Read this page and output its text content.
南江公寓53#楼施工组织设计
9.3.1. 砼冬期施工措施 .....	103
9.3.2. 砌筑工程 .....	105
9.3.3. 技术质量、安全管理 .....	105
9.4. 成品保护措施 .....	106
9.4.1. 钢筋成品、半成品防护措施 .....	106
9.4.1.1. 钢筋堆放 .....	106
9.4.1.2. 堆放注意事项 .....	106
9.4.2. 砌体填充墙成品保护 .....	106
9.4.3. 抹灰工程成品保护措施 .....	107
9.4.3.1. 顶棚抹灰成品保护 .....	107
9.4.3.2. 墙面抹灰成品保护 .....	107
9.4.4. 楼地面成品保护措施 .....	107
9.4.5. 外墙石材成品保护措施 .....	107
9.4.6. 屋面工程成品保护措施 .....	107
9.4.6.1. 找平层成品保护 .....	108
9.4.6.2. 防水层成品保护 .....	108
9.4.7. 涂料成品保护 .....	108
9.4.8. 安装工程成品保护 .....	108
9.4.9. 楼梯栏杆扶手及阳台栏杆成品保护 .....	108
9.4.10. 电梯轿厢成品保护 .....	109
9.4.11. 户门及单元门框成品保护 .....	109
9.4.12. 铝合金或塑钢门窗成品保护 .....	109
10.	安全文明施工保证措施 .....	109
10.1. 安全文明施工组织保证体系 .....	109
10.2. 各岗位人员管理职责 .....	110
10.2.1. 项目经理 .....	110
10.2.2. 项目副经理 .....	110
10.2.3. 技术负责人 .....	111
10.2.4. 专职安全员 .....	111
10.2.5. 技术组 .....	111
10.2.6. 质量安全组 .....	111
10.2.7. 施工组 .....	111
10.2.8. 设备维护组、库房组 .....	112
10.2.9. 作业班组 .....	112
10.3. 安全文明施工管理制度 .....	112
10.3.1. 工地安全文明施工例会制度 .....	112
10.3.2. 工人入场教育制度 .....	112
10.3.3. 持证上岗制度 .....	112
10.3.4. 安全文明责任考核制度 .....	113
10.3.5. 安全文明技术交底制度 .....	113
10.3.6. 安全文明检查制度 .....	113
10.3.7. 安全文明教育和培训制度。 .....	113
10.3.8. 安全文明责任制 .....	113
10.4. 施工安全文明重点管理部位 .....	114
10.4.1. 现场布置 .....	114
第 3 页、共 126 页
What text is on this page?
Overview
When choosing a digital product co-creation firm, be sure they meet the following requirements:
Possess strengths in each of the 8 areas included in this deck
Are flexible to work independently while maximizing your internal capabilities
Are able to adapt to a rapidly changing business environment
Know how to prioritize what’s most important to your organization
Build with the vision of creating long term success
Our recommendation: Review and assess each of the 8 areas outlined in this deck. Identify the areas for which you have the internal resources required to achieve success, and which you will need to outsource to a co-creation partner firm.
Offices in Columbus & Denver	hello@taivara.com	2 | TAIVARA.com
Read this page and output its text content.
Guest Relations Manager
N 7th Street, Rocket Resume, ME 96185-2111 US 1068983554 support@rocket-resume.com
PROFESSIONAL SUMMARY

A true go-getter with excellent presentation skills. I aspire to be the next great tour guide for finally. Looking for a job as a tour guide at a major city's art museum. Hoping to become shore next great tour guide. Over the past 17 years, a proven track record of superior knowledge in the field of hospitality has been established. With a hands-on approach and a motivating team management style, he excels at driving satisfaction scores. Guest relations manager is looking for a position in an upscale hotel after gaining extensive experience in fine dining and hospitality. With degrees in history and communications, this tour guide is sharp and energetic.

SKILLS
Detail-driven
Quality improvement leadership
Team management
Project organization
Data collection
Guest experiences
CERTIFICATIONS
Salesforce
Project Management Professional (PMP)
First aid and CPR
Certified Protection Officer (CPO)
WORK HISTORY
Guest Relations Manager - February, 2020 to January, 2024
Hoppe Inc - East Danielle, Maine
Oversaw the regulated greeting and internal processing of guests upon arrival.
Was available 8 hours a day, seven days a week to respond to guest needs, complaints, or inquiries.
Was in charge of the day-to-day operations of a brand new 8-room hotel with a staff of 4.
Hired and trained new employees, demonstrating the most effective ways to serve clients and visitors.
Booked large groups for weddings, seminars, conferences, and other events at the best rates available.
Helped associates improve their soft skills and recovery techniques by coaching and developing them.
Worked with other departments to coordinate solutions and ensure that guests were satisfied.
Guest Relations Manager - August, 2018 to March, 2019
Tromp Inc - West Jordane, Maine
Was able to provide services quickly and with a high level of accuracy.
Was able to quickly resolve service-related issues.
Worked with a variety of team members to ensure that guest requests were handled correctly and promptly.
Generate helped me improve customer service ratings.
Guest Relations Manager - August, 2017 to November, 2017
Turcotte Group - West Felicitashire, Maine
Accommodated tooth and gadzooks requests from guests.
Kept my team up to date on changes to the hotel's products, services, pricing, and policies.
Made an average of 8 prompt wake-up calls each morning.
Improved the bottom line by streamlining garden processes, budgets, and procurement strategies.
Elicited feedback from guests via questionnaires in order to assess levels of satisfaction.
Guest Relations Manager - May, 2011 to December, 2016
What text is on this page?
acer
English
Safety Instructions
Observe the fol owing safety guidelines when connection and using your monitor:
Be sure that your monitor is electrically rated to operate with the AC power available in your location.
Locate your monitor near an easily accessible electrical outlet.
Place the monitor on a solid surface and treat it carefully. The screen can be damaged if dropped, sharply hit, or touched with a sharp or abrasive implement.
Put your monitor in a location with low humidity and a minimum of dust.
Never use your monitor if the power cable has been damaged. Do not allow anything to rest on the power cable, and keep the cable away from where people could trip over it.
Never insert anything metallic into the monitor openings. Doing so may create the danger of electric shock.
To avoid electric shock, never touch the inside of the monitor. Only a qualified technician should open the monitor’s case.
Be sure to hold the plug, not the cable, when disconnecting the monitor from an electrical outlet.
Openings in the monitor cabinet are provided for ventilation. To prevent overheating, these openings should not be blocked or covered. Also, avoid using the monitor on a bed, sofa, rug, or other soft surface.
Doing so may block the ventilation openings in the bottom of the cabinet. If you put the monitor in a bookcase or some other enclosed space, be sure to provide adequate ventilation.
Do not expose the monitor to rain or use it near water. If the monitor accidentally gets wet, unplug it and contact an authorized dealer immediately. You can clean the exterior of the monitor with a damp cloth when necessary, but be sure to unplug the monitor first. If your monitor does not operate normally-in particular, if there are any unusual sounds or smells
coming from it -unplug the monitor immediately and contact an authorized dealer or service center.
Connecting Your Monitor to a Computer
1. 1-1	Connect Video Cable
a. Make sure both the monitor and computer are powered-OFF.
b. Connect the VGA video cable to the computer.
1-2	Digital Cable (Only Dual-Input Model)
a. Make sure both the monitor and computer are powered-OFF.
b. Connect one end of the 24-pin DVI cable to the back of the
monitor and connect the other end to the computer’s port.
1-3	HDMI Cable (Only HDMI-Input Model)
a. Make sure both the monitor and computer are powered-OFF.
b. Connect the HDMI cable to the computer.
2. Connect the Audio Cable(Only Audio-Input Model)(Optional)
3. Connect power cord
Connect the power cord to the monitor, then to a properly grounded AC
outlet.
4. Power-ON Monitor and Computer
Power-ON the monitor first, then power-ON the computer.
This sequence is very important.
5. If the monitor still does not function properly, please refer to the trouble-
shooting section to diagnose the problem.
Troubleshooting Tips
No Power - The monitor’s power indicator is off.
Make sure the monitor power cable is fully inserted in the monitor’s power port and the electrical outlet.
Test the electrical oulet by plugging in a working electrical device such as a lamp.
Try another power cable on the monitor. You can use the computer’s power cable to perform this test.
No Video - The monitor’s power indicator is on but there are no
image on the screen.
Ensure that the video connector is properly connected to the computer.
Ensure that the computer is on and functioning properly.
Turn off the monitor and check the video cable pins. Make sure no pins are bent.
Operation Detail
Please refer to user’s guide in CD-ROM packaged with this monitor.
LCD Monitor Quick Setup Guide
====
What the task asks
Filter the records, keeping only lines that contain "assess", and show those lines.

Reply
Our recommendation: Review and assess each of the 8 areas outlined in this deck. Identify the areas for which you have the internal resources required to achieve success, and which you will need to outsource to a co-creation partner firm.
Elicited feedback from guests via questionnaires in order to assess levels of satisfaction.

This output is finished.